## YOUR TASK
All lines in the data bearing the string "muro" should be identified and copied.

::: DATA SHOWN :::

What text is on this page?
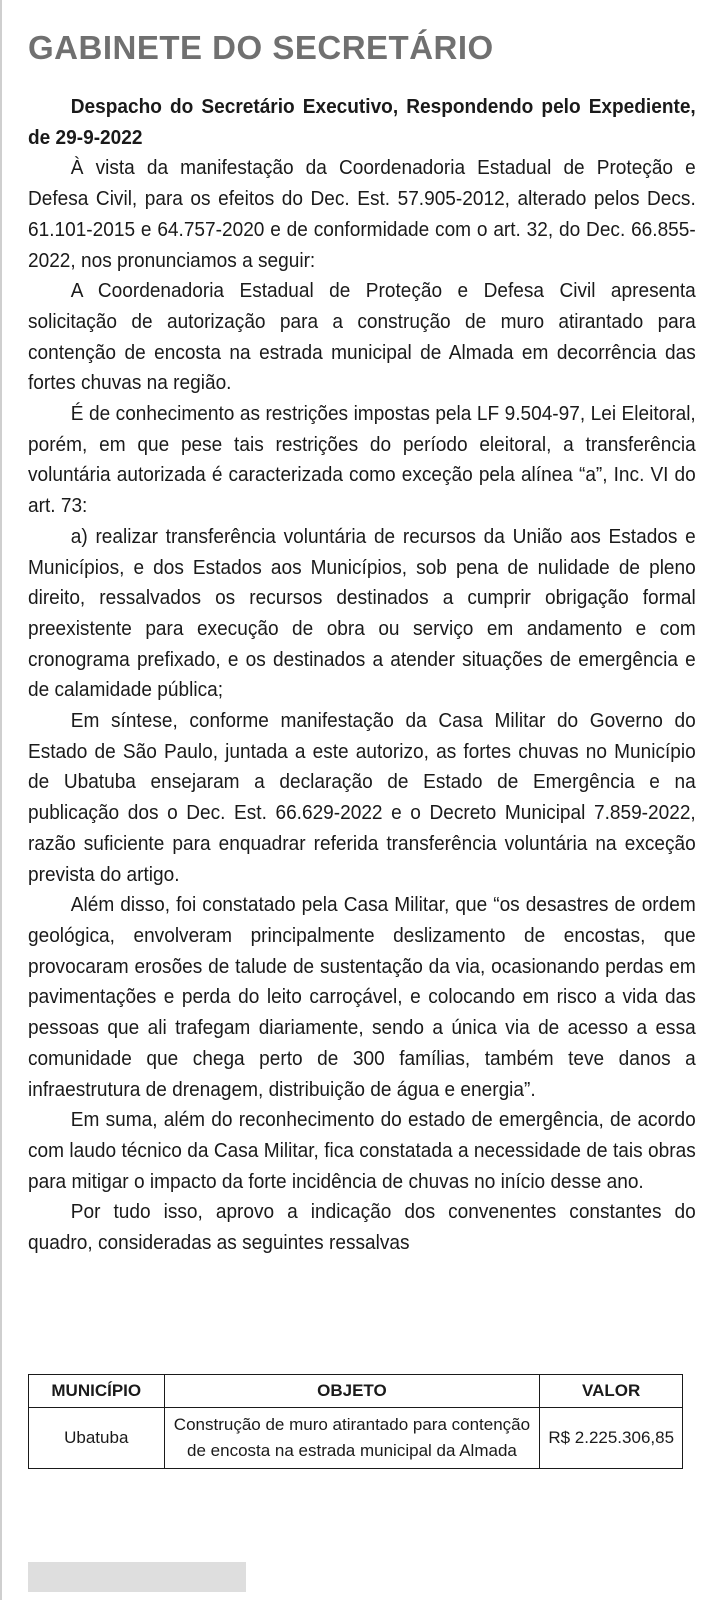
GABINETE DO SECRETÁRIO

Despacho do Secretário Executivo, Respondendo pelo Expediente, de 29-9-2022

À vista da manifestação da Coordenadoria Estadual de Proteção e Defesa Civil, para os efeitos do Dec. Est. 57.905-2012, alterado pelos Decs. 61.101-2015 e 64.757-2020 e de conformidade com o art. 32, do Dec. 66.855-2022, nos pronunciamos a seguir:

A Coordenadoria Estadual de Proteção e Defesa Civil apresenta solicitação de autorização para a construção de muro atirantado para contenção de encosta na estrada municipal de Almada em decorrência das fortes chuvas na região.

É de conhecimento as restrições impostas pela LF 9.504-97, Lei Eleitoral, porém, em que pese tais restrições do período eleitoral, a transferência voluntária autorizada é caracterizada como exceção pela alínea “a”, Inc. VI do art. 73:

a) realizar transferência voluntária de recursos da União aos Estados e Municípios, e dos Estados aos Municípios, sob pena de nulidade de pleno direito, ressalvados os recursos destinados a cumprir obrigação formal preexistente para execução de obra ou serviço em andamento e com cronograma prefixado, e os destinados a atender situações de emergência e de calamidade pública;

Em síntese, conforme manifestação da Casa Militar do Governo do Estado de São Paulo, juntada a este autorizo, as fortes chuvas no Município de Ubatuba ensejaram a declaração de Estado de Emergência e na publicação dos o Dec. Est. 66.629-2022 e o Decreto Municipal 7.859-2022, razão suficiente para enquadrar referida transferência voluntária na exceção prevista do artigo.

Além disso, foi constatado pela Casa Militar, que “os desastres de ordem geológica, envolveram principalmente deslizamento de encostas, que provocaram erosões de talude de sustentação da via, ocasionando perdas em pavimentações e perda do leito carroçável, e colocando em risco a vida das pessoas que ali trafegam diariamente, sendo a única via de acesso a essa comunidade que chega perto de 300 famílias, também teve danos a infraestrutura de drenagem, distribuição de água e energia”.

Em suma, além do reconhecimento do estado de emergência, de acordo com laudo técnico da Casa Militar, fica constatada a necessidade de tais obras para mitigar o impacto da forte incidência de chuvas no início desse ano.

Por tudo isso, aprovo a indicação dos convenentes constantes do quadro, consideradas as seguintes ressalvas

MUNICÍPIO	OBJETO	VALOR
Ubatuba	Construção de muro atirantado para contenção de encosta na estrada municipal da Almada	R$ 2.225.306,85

:::
::: DATA SHOWN :::

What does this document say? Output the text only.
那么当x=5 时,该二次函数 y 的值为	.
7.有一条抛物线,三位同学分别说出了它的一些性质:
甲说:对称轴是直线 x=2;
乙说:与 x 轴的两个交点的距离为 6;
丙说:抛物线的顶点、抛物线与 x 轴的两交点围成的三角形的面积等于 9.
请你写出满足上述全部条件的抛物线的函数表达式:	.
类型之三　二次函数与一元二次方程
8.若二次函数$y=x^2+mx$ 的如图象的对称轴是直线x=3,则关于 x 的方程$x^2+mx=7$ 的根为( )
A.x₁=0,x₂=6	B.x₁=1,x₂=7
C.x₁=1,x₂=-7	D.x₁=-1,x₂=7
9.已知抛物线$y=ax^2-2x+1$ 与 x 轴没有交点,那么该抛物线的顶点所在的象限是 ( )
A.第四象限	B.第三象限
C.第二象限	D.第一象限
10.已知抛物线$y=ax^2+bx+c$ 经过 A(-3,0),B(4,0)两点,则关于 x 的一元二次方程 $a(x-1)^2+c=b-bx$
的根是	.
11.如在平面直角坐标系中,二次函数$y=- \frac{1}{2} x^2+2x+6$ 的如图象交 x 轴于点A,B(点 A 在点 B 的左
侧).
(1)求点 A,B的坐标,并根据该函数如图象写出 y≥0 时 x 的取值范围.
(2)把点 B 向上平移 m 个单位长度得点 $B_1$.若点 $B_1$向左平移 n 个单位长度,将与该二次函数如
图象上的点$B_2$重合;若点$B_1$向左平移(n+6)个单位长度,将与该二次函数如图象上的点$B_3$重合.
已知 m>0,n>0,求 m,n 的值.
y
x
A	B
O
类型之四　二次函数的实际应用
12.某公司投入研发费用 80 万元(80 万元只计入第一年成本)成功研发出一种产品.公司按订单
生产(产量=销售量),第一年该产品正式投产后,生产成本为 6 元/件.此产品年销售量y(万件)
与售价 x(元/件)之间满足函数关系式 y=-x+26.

:::

## TASK OUTPUT
A Coordenadoria Estadual de Proteção e Defesa Civil apresenta solicitação de autorização para a construção de muro atirantado para contenção de encosta na estrada municipal de Almada em decorrência das fortes chuvas na região.
Ubatuba	Construção de muro atirantado para contenção de encosta na estrada municipal da Almada	R$ 2.225.306,85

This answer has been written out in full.